*Work to do*
From the records below, extract all the text exactly and leave the images behind.

Items from a figure collection:
>> Begin

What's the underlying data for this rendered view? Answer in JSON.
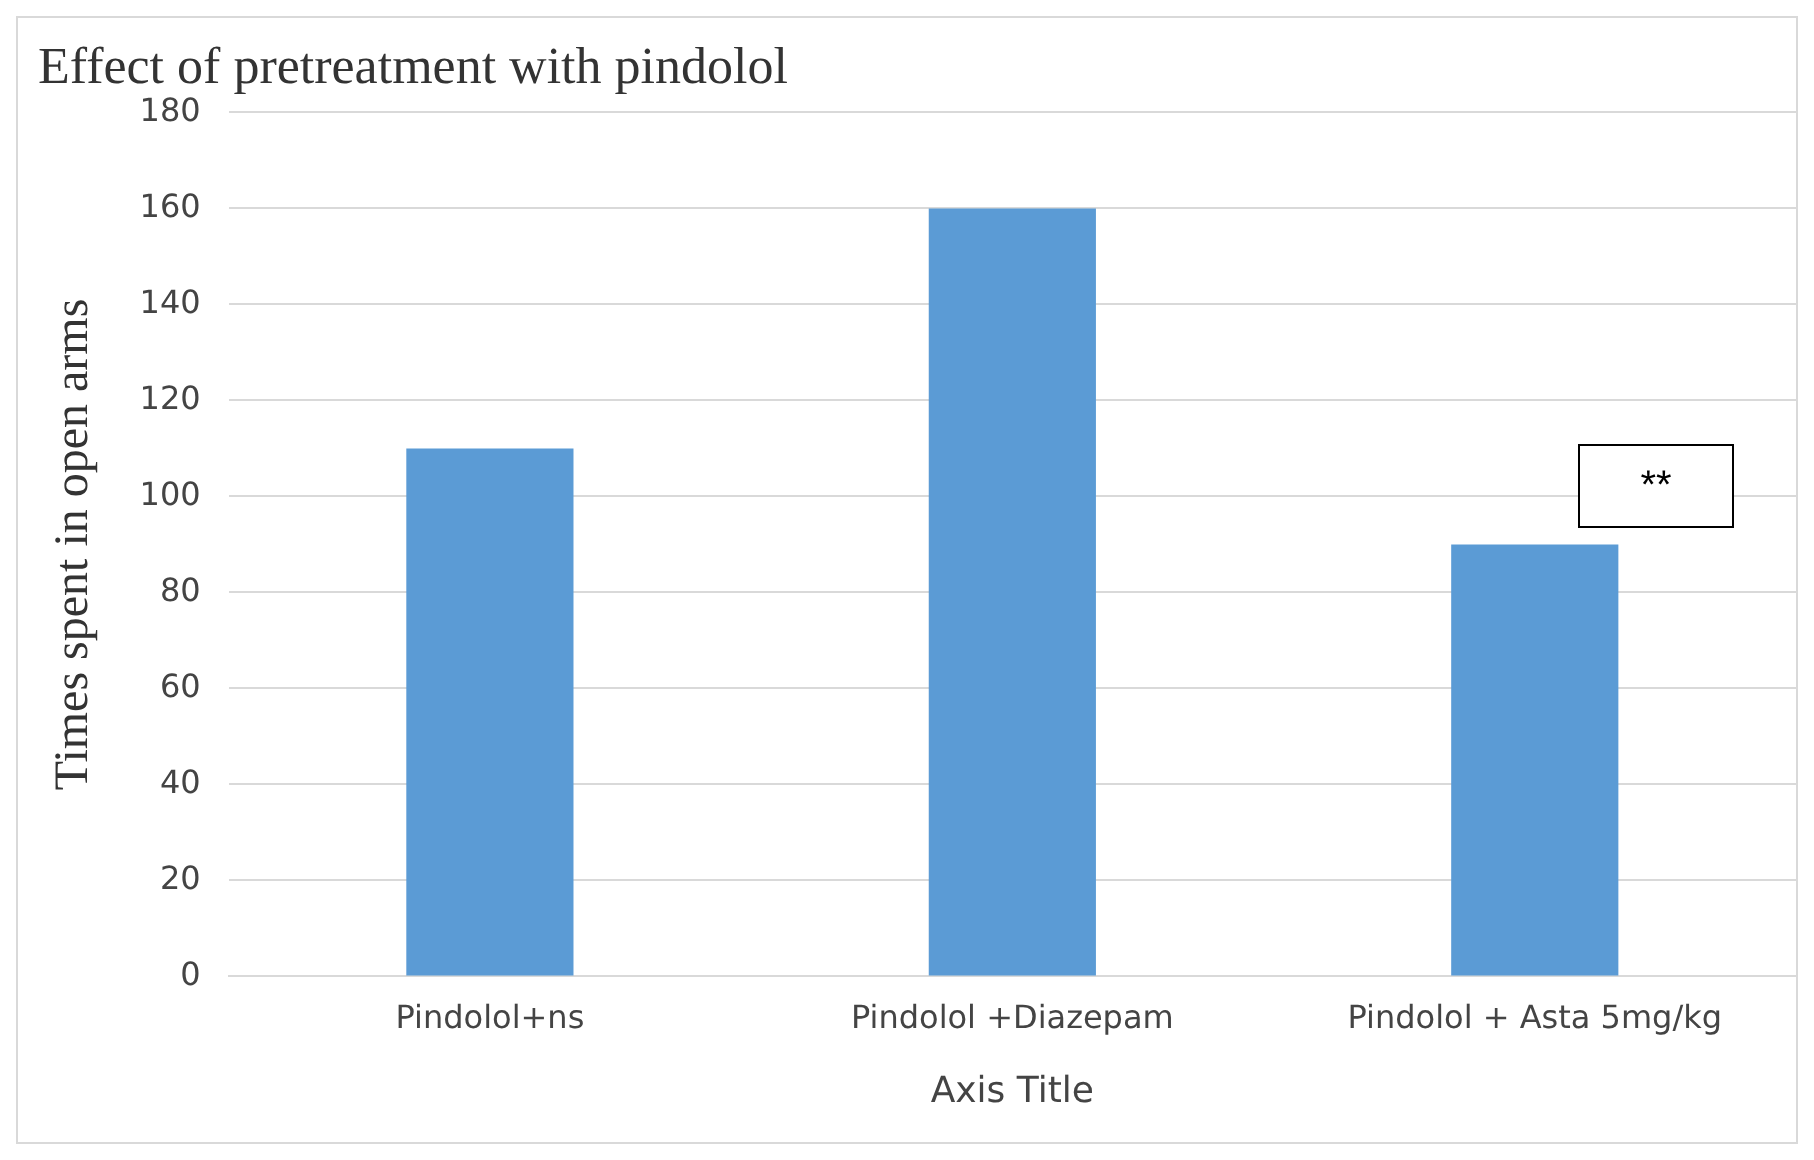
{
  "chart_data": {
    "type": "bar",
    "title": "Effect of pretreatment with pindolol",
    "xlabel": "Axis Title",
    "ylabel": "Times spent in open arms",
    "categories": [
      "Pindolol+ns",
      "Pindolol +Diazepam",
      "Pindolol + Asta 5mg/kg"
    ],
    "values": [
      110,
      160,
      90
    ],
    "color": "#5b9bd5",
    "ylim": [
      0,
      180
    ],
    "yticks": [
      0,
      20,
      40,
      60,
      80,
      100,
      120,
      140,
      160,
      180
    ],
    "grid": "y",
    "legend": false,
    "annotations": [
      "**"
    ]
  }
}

>> End

*Right answer*
What's the underlying data for this rendered view? Answer in JSON.
{
  "chart_data": {
    "type": "bar",
    "title": "Effect of pretreatment with pindolol",
    "xlabel": "Axis Title",
    "ylabel": "Times spent in open arms",
    "categories": [
      "Pindolol+ns",
      "Pindolol +Diazepam",
      "Pindolol + Asta 5mg/kg"
    ],
    "values": [
      110,
      160,
      90
    ],
    "color": "#5b9bd5",
    "ylim": [
      0,
      180
    ],
    "yticks": [
      0,
      20,
      40,
      60,
      80,
      100,
      120,
      140,
      160,
      180
    ],
    "grid": "y",
    "legend": false,
    "annotations": [
      "**"
    ]
  }
}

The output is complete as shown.